▶ [Brief 1]: On what date did the Supreme Court of Alabama decide the case in the court opinion?
▶ [Brief 2]: Copy the court opinion word for word, starting at "Daniel F. Carmichael, Jr., Enterprise, for" and ending at "BEATTY, Justice.".

▶ [Excerpt to read]:
################

MacWillie v. Southeast Alabama Gas Dist.

539 So. 2d 245 (1989)

Stephen S. MacWILLIE and Phyllis F. MacWillie
v.
SOUTHEAST ALABAMA GAS DISTRICT.

87-880.

Supreme Court of Alabama.

January 13, 1989.

Daniel F. Carmichael, Jr., Enterprise, for appellants.

Joel W. Ramsey of Ramsey, Baxley & McDougle, Dothan, Earl V. Johnson of Sikes, Johnson, Stokes & Taylor, Andalusia, for appellee.

BEATTY, Justice.

Stephen and Phyllis MacWillie appeal from a summary judgment for the defendant, Southeast Alabama Gas District ("Gas District"), in the MacWillies' trespass action. The MacWillies claim that the *246 Gas District trespassed when it mistakenly installed and subsequently maintained a natural gas transmission pipeline on their property. The Gas District argues that summary judgment was proper because it had acquired an easement by prescription across the MacWillies' land and because the MacWillies' trespass action was barred by the statute of limitations. We reverse and remand.

################

[Element box records]
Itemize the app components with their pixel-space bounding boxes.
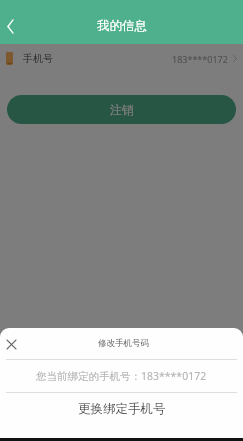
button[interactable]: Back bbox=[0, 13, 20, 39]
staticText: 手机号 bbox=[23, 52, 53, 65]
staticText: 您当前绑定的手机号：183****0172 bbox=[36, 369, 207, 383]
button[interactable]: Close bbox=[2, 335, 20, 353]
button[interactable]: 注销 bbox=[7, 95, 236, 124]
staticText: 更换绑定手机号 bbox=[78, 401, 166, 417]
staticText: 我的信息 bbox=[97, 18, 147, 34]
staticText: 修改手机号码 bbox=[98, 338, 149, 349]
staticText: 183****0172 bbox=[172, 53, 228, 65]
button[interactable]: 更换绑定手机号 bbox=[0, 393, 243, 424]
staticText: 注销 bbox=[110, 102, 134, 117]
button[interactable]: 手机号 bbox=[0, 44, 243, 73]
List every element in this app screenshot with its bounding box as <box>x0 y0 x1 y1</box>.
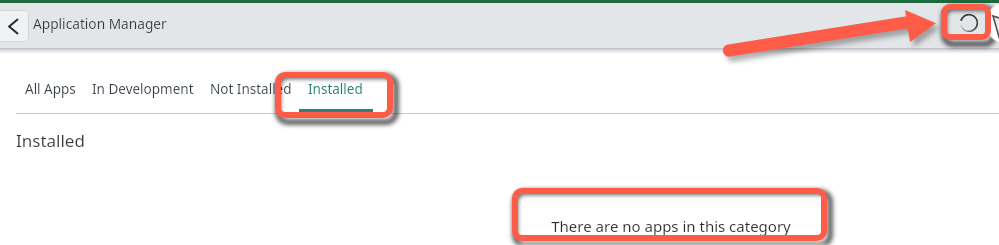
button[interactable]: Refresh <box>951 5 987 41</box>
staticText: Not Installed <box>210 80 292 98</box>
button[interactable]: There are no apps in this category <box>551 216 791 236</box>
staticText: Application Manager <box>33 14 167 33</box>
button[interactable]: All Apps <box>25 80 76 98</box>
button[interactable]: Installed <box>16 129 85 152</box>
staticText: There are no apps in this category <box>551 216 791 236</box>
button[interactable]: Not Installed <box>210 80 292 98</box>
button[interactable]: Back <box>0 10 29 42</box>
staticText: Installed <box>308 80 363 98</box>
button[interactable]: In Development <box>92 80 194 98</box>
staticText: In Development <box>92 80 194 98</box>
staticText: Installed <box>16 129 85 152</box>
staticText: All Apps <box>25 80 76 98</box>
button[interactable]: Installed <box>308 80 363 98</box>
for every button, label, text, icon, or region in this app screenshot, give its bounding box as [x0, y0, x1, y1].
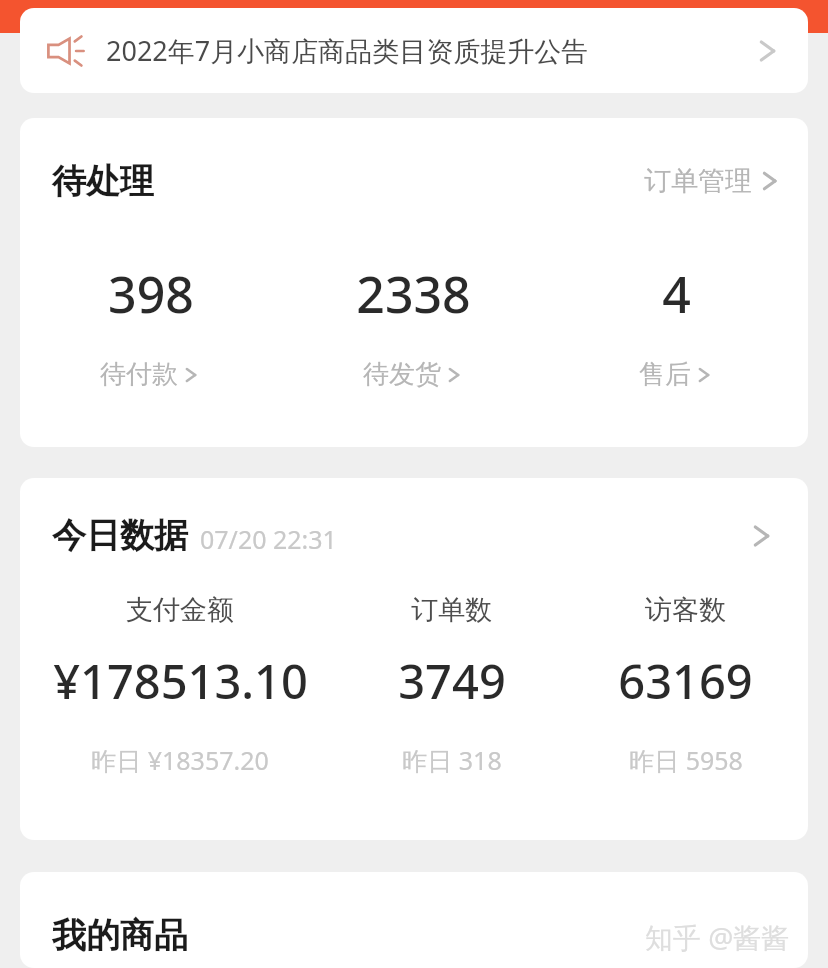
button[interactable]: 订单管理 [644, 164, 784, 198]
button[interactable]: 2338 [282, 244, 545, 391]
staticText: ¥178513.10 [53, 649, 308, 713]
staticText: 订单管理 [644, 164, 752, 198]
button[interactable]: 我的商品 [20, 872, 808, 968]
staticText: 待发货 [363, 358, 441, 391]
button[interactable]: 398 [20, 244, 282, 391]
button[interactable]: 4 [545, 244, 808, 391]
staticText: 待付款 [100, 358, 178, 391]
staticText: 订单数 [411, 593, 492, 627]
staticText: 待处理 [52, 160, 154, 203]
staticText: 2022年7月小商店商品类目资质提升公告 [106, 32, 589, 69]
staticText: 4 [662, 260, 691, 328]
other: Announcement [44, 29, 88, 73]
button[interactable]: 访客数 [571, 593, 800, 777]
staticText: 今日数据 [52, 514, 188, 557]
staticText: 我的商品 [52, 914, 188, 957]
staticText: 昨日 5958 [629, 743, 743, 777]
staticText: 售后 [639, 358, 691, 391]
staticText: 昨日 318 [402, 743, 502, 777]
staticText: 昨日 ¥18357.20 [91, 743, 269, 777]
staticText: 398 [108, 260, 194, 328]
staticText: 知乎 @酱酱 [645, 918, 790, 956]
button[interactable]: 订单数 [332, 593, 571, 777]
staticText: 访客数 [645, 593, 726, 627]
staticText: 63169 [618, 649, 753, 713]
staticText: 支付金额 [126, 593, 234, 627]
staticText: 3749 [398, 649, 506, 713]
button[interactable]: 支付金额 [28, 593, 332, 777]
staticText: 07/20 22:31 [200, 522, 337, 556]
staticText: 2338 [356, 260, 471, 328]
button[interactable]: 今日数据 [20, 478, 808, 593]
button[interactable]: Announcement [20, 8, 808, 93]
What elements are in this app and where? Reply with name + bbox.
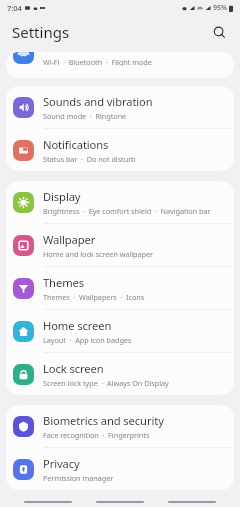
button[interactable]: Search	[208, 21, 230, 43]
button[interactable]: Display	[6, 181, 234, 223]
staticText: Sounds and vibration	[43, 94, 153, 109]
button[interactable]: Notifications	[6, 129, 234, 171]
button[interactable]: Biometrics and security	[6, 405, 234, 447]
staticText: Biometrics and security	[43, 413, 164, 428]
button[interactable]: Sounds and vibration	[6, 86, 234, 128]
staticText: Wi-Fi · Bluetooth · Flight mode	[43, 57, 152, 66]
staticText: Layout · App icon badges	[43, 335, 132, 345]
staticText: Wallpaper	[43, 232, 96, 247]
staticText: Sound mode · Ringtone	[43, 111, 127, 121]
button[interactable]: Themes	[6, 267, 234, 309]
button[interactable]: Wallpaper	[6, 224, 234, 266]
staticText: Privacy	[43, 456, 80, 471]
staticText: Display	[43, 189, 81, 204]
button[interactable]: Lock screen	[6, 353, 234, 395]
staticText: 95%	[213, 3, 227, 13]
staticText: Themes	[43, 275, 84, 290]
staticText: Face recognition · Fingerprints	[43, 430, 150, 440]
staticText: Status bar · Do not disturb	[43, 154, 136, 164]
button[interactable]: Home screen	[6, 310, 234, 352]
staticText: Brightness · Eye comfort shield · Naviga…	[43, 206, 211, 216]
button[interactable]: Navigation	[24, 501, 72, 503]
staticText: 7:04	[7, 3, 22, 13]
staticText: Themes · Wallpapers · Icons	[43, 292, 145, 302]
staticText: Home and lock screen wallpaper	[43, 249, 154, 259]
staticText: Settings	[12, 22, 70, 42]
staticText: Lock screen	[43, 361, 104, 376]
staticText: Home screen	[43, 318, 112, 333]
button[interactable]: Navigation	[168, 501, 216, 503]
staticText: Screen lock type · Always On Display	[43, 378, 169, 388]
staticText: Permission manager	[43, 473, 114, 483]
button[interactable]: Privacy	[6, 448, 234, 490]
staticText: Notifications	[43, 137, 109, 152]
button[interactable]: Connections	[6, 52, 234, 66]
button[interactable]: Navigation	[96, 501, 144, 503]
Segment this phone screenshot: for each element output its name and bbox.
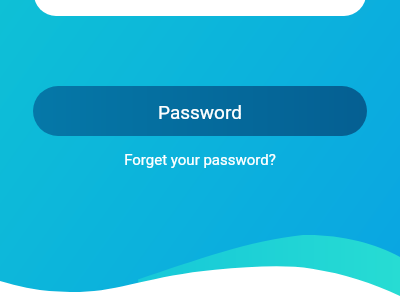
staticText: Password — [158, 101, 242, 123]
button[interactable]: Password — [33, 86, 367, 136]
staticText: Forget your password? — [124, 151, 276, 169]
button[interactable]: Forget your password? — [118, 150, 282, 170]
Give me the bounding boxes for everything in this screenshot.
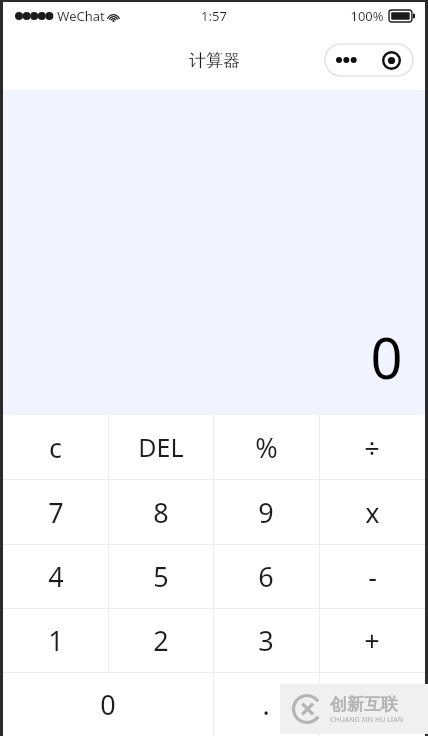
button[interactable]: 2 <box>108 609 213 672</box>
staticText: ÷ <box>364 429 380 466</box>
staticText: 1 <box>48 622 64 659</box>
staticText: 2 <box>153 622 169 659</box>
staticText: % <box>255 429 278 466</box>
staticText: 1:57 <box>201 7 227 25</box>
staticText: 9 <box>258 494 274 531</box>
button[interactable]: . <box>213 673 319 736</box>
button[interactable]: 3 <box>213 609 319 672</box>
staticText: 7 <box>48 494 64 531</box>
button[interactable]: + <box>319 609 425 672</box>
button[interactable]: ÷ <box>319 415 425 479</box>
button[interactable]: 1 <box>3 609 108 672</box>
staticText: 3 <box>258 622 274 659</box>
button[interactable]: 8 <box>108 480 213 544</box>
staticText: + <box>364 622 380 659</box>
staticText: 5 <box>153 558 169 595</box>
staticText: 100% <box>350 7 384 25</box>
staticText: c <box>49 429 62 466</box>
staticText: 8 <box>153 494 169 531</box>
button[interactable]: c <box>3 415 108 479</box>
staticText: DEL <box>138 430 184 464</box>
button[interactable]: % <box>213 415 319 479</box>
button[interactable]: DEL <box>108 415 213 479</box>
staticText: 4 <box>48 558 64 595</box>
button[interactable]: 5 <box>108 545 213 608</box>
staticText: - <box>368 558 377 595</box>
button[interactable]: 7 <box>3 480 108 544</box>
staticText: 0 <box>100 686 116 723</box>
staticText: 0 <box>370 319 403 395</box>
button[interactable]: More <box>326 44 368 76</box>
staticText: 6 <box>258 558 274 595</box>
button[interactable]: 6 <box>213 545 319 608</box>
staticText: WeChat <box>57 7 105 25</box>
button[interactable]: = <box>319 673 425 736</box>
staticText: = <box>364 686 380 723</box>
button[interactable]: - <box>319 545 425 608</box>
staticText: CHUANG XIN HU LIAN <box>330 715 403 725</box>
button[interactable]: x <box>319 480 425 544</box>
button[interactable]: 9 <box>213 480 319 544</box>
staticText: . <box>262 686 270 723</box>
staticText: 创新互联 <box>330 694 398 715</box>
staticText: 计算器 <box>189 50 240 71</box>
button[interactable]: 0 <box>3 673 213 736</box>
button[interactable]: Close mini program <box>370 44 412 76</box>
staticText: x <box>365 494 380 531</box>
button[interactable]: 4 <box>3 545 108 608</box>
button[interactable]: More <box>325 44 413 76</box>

################

▶ [Expected output 1]: January 13, 1989.

▶ [Expected output 2]:
Daniel F. Carmichael, Jr., Enterprise, for appellants.

Joel W. Ramsey of Ramsey, Baxley & McDougle, Dothan, Earl V. Johnson of Sikes, Johnson, Stokes & Taylor, Andalusia, for appellee.

BEATTY, Justice.